> WRITTEN PROBLEM
Repeat each record below exactly as given.

> SUPPLIED RECORDS
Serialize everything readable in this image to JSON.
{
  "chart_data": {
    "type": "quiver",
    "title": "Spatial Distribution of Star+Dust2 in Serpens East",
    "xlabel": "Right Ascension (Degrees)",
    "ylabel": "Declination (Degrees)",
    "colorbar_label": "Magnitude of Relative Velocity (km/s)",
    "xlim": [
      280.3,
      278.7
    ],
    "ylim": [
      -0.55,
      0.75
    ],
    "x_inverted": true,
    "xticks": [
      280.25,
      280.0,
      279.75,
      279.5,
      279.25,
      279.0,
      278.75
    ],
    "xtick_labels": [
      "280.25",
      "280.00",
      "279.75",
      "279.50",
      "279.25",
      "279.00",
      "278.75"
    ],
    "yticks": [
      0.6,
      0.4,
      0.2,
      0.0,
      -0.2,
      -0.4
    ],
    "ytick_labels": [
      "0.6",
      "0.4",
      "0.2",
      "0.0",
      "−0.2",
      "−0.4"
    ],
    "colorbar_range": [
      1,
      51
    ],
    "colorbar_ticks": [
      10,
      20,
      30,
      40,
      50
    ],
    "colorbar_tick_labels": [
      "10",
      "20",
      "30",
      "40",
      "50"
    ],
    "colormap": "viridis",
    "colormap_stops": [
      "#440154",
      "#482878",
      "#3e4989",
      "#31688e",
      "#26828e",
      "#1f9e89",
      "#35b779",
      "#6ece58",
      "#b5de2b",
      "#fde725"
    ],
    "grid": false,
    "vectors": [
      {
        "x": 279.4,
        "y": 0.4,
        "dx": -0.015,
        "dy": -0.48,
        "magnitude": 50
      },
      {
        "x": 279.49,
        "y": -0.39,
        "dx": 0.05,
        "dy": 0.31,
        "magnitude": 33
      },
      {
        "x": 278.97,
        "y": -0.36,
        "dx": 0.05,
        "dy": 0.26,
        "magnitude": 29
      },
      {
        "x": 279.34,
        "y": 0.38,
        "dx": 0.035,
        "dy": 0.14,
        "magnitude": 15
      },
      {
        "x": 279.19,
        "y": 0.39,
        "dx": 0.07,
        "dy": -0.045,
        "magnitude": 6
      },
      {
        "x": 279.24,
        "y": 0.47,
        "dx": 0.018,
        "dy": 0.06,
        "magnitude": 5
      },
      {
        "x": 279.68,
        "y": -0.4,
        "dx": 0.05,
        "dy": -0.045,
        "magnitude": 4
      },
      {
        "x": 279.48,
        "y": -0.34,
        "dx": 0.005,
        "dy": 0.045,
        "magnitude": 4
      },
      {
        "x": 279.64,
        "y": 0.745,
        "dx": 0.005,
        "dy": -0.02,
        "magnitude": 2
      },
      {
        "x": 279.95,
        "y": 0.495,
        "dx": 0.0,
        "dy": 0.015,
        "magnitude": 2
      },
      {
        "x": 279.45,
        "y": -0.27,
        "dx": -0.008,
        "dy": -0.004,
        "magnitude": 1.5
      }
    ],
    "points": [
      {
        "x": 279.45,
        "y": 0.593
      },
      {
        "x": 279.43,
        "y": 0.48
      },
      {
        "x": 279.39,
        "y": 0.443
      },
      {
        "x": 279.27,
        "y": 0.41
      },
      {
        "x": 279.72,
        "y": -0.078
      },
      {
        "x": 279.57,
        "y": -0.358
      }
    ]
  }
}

> OUTPUT FOR THIS TASK
Serialize everything readable in this image to JSON.
{
  "chart_data": {
    "type": "quiver",
    "title": "Spatial Distribution of Star+Dust2 in Serpens East",
    "xlabel": "Right Ascension (Degrees)",
    "ylabel": "Declination (Degrees)",
    "colorbar_label": "Magnitude of Relative Velocity (km/s)",
    "xlim": [
      280.3,
      278.7
    ],
    "ylim": [
      -0.55,
      0.75
    ],
    "x_inverted": true,
    "xticks": [
      280.25,
      280.0,
      279.75,
      279.5,
      279.25,
      279.0,
      278.75
    ],
    "xtick_labels": [
      "280.25",
      "280.00",
      "279.75",
      "279.50",
      "279.25",
      "279.00",
      "278.75"
    ],
    "yticks": [
      0.6,
      0.4,
      0.2,
      0.0,
      -0.2,
      -0.4
    ],
    "ytick_labels": [
      "0.6",
      "0.4",
      "0.2",
      "0.0",
      "−0.2",
      "−0.4"
    ],
    "colorbar_range": [
      1,
      51
    ],
    "colorbar_ticks": [
      10,
      20,
      30,
      40,
      50
    ],
    "colorbar_tick_labels": [
      "10",
      "20",
      "30",
      "40",
      "50"
    ],
    "colormap": "viridis",
    "colormap_stops": [
      "#440154",
      "#482878",
      "#3e4989",
      "#31688e",
      "#26828e",
      "#1f9e89",
      "#35b779",
      "#6ece58",
      "#b5de2b",
      "#fde725"
    ],
    "grid": false,
    "vectors": [
      {
        "x": 279.4,
        "y": 0.4,
        "dx": -0.015,
        "dy": -0.48,
        "magnitude": 50
      },
      {
        "x": 279.49,
        "y": -0.39,
        "dx": 0.05,
        "dy": 0.31,
        "magnitude": 33
      },
      {
        "x": 278.97,
        "y": -0.36,
        "dx": 0.05,
        "dy": 0.26,
        "magnitude": 29
      },
      {
        "x": 279.34,
        "y": 0.38,
        "dx": 0.035,
        "dy": 0.14,
        "magnitude": 15
      },
      {
        "x": 279.19,
        "y": 0.39,
        "dx": 0.07,
        "dy": -0.045,
        "magnitude": 6
      },
      {
        "x": 279.24,
        "y": 0.47,
        "dx": 0.018,
        "dy": 0.06,
        "magnitude": 5
      },
      {
        "x": 279.68,
        "y": -0.4,
        "dx": 0.05,
        "dy": -0.045,
        "magnitude": 4
      },
      {
        "x": 279.48,
        "y": -0.34,
        "dx": 0.005,
        "dy": 0.045,
        "magnitude": 4
      },
      {
        "x": 279.64,
        "y": 0.745,
        "dx": 0.005,
        "dy": -0.02,
        "magnitude": 2
      },
      {
        "x": 279.95,
        "y": 0.495,
        "dx": 0.0,
        "dy": 0.015,
        "magnitude": 2
      },
      {
        "x": 279.45,
        "y": -0.27,
        "dx": -0.008,
        "dy": -0.004,
        "magnitude": 1.5
      }
    ],
    "points": [
      {
        "x": 279.45,
        "y": 0.593
      },
      {
        "x": 279.43,
        "y": 0.48
      },
      {
        "x": 279.39,
        "y": 0.443
      },
      {
        "x": 279.27,
        "y": 0.41
      },
      {
        "x": 279.72,
        "y": -0.078
      },
      {
        "x": 279.57,
        "y": -0.358
      }
    ]
  }
}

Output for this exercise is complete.